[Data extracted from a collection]
-- Start --

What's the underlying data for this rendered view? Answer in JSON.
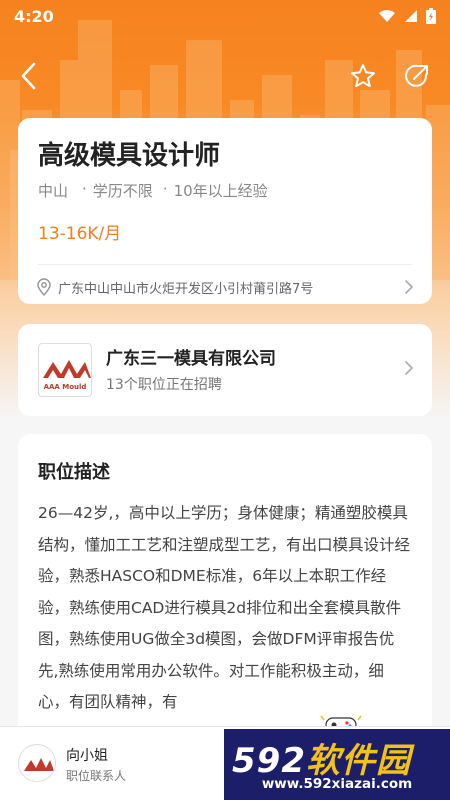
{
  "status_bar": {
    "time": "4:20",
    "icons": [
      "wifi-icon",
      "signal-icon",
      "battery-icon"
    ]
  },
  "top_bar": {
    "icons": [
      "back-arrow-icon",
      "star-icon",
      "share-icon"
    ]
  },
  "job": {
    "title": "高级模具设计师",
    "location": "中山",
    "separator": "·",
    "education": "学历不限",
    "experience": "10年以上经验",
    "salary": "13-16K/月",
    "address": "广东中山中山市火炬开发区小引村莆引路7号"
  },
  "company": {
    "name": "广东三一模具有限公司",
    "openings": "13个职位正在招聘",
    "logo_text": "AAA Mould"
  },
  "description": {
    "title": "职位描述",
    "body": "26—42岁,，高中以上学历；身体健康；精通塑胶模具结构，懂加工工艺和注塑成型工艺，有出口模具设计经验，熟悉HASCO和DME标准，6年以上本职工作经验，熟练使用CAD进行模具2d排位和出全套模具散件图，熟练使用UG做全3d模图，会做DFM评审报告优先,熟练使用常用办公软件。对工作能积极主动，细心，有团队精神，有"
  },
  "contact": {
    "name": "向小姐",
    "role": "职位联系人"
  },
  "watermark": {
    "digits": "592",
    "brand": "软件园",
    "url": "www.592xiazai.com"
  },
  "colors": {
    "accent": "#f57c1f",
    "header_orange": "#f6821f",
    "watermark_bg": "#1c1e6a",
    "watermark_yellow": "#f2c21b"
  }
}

-- End --

-- TASK --
Omit the pictures and give the material again, exactly and in full.

-- RESULT --
What's the underlying data for this rendered view? Answer in JSON.
{
  "status_bar": {
    "time": "4:20",
    "icons": [
      "wifi-icon",
      "signal-icon",
      "battery-icon"
    ]
  },
  "top_bar": {
    "icons": [
      "back-arrow-icon",
      "star-icon",
      "share-icon"
    ]
  },
  "job": {
    "title": "高级模具设计师",
    "location": "中山",
    "separator": "·",
    "education": "学历不限",
    "experience": "10年以上经验",
    "salary": "13-16K/月",
    "address": "广东中山中山市火炬开发区小引村莆引路7号"
  },
  "company": {
    "name": "广东三一模具有限公司",
    "openings": "13个职位正在招聘",
    "logo_text": "AAA Mould"
  },
  "description": {
    "title": "职位描述",
    "body": "26—42岁,，高中以上学历；身体健康；精通塑胶模具结构，懂加工工艺和注塑成型工艺，有出口模具设计经验，熟悉HASCO和DME标准，6年以上本职工作经验，熟练使用CAD进行模具2d排位和出全套模具散件图，熟练使用UG做全3d模图，会做DFM评审报告优先,熟练使用常用办公软件。对工作能积极主动，细心，有团队精神，有"
  },
  "contact": {
    "name": "向小姐",
    "role": "职位联系人"
  },
  "watermark": {
    "digits": "592",
    "brand": "软件园",
    "url": "www.592xiazai.com"
  },
  "colors": {
    "accent": "#f57c1f",
    "header_orange": "#f6821f",
    "watermark_bg": "#1c1e6a",
    "watermark_yellow": "#f2c21b"
  }
}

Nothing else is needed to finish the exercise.